Records from a collection of figures:
^^^^^^^^
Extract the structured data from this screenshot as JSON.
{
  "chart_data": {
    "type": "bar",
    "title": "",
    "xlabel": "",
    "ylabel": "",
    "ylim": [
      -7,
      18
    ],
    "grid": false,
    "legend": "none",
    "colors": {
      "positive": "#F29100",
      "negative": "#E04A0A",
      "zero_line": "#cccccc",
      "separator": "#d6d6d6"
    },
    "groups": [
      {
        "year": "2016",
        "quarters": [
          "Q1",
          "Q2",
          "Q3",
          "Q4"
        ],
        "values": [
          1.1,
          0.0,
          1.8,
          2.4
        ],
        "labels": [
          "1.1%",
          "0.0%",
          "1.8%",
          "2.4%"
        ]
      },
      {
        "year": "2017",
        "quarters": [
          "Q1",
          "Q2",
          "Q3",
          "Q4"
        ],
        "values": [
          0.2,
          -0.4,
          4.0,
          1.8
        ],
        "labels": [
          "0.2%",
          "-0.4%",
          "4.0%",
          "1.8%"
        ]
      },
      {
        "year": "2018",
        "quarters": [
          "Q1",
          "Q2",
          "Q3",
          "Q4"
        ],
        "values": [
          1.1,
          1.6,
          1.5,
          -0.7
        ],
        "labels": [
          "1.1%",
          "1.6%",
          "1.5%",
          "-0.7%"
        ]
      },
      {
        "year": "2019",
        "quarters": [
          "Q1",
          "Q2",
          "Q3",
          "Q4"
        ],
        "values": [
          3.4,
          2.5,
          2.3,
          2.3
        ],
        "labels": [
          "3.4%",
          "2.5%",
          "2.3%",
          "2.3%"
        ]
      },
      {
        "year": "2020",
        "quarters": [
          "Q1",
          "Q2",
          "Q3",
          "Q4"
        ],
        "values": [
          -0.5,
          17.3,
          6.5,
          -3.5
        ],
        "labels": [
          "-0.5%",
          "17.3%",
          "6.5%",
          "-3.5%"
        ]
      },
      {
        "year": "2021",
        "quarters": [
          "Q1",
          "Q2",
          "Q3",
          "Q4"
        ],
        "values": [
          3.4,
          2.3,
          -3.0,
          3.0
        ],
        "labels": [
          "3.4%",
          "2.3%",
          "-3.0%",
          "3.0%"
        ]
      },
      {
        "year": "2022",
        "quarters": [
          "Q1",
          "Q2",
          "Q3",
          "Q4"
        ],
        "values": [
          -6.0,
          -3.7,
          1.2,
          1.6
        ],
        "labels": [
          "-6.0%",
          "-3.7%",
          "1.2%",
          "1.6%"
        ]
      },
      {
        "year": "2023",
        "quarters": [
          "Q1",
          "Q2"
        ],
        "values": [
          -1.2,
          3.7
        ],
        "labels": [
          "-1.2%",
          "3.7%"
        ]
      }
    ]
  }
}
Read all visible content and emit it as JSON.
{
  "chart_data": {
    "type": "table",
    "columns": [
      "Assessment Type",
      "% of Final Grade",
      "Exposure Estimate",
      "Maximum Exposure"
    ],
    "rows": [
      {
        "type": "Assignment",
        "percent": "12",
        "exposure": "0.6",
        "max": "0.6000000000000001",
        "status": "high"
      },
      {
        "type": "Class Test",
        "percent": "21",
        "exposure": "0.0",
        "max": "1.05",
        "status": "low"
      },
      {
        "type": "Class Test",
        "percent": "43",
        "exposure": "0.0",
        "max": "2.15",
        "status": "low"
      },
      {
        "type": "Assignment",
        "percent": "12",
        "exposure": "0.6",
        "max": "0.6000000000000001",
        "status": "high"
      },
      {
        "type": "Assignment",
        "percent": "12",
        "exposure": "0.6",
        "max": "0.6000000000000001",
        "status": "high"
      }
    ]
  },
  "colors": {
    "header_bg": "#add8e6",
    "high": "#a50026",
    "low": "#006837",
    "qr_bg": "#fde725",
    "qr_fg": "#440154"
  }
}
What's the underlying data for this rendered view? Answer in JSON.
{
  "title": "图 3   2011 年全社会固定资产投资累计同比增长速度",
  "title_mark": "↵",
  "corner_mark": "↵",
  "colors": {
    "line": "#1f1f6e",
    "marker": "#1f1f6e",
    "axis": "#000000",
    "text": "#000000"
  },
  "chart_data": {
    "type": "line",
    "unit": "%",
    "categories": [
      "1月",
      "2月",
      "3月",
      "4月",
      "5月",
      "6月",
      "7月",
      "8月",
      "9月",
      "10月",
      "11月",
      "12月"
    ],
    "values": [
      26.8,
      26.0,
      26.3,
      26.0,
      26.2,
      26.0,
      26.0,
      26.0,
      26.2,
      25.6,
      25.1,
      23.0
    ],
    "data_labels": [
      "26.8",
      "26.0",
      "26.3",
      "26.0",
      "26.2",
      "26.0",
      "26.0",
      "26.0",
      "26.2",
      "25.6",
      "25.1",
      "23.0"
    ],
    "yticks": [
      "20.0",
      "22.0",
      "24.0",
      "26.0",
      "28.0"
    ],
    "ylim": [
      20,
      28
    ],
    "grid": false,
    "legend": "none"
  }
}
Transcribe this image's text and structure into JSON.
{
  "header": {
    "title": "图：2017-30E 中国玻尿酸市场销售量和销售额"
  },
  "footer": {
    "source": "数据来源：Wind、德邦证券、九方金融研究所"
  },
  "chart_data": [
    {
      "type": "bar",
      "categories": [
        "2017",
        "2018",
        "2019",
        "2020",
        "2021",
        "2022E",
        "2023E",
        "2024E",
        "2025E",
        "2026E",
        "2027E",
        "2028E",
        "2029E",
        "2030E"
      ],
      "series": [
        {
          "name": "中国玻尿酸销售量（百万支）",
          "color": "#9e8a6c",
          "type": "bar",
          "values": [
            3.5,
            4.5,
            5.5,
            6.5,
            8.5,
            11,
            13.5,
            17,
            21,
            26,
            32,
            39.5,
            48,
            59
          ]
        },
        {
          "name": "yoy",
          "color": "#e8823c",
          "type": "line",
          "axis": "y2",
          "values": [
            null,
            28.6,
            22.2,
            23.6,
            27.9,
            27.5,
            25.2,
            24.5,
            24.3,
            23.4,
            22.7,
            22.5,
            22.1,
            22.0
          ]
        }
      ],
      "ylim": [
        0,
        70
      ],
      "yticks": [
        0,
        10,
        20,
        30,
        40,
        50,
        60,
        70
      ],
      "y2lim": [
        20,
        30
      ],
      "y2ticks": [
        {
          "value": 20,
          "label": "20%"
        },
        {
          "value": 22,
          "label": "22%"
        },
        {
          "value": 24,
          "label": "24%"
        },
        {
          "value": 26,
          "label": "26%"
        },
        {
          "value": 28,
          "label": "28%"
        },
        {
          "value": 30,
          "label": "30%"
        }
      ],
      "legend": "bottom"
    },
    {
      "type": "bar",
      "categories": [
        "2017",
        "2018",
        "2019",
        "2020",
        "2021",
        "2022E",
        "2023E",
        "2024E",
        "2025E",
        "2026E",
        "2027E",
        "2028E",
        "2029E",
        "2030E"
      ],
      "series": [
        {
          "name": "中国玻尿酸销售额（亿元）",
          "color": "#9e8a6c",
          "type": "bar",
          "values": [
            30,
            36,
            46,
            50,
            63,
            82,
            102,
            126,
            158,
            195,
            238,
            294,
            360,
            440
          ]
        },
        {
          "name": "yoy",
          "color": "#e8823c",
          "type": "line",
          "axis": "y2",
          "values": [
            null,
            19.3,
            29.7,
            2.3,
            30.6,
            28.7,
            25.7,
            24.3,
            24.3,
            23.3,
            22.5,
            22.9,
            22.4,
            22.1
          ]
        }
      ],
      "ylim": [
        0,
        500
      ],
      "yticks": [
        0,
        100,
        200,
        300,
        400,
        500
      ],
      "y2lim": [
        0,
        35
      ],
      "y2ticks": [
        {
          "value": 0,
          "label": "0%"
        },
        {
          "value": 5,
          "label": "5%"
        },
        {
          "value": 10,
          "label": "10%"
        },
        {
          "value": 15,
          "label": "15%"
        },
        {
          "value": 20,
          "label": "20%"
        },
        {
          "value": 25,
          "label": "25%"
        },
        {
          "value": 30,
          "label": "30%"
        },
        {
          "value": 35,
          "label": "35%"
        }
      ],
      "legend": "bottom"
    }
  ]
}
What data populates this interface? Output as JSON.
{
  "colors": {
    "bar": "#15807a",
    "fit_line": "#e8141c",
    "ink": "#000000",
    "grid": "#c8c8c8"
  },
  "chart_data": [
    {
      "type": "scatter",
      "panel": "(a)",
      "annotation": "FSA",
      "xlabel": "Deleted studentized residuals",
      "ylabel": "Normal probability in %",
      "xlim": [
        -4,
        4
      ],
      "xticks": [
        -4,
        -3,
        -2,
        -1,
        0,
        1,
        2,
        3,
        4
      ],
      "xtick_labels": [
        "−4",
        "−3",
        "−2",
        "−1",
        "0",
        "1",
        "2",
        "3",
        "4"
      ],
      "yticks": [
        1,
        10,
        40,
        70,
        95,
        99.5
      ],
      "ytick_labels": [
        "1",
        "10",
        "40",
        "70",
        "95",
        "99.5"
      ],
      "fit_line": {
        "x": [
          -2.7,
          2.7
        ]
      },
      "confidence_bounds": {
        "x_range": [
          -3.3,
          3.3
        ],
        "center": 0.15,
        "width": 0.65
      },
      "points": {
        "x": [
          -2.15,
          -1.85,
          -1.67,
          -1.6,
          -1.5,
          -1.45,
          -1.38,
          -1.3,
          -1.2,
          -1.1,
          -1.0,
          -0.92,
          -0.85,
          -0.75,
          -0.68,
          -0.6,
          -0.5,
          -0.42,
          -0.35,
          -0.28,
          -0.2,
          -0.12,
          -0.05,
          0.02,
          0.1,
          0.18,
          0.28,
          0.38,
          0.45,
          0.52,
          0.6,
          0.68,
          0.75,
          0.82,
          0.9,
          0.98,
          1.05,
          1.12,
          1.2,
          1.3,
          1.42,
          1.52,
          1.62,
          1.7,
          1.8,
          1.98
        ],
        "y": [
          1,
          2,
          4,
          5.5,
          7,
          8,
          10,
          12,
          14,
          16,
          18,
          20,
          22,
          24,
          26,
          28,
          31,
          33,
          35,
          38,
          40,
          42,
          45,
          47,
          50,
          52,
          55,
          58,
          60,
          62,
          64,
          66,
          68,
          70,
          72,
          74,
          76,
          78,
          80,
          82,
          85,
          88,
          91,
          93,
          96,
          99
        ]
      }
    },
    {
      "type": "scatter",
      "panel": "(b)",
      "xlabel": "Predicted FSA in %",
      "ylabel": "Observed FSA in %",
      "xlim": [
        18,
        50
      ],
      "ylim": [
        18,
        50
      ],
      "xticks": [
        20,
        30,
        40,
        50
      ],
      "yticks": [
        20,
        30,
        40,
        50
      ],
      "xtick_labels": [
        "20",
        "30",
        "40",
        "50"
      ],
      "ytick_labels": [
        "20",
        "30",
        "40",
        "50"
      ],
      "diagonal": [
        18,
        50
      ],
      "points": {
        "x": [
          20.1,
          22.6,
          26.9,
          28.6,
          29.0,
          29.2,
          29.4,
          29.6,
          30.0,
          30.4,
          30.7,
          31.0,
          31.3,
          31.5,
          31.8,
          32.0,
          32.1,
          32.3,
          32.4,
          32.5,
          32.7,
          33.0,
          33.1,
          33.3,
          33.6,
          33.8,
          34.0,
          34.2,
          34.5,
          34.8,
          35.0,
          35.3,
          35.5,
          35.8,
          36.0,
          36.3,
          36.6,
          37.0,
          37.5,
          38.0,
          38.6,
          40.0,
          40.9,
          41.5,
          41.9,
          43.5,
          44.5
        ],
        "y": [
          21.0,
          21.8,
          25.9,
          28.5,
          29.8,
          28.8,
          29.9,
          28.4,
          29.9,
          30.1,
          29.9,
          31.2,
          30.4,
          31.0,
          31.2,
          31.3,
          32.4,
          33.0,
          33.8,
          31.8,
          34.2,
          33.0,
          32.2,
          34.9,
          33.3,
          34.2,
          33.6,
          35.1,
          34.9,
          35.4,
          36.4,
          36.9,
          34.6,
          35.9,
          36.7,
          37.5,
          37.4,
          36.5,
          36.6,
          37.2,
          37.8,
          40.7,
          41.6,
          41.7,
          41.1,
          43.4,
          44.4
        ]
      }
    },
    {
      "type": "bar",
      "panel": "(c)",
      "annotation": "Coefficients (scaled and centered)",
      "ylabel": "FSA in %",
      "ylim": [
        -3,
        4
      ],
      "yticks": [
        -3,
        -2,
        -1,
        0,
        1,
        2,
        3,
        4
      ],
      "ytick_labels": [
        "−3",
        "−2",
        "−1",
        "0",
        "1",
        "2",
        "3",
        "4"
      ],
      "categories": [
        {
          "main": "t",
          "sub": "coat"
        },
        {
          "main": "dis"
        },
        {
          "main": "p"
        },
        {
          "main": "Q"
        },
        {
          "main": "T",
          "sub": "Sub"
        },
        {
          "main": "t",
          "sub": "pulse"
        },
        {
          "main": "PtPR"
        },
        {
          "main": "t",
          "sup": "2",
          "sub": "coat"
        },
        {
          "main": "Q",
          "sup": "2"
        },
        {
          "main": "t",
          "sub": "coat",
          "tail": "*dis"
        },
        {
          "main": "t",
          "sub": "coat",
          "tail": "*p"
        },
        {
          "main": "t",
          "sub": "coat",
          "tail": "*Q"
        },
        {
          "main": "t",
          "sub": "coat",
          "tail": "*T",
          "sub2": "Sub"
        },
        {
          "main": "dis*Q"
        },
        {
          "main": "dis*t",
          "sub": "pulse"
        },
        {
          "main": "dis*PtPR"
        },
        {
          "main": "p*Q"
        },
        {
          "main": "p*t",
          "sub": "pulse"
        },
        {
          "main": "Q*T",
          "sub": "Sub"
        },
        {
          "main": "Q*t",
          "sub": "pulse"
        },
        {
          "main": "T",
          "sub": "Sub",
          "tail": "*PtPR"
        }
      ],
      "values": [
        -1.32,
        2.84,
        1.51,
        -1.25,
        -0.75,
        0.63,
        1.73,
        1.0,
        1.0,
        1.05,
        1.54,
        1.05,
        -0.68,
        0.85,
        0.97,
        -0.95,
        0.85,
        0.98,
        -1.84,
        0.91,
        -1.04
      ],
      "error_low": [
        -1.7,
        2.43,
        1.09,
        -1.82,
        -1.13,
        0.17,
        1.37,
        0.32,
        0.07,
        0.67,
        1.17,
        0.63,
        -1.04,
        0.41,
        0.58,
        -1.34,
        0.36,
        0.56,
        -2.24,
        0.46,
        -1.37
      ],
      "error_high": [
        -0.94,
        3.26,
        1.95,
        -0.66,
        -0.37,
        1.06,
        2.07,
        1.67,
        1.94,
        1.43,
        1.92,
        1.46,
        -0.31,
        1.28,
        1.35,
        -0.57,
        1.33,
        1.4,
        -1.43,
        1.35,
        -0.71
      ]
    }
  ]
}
^^^^^^^^
**Task to carry out:**
Where a line above contains the word "year", copy that line.

**Response to this task:**
        "year": "2016",
        "year": "2017",
        "year": "2018",
        "year": "2019",
        "year": "2020",
        "year": "2021",
        "year": "2022",
        "year": "2023",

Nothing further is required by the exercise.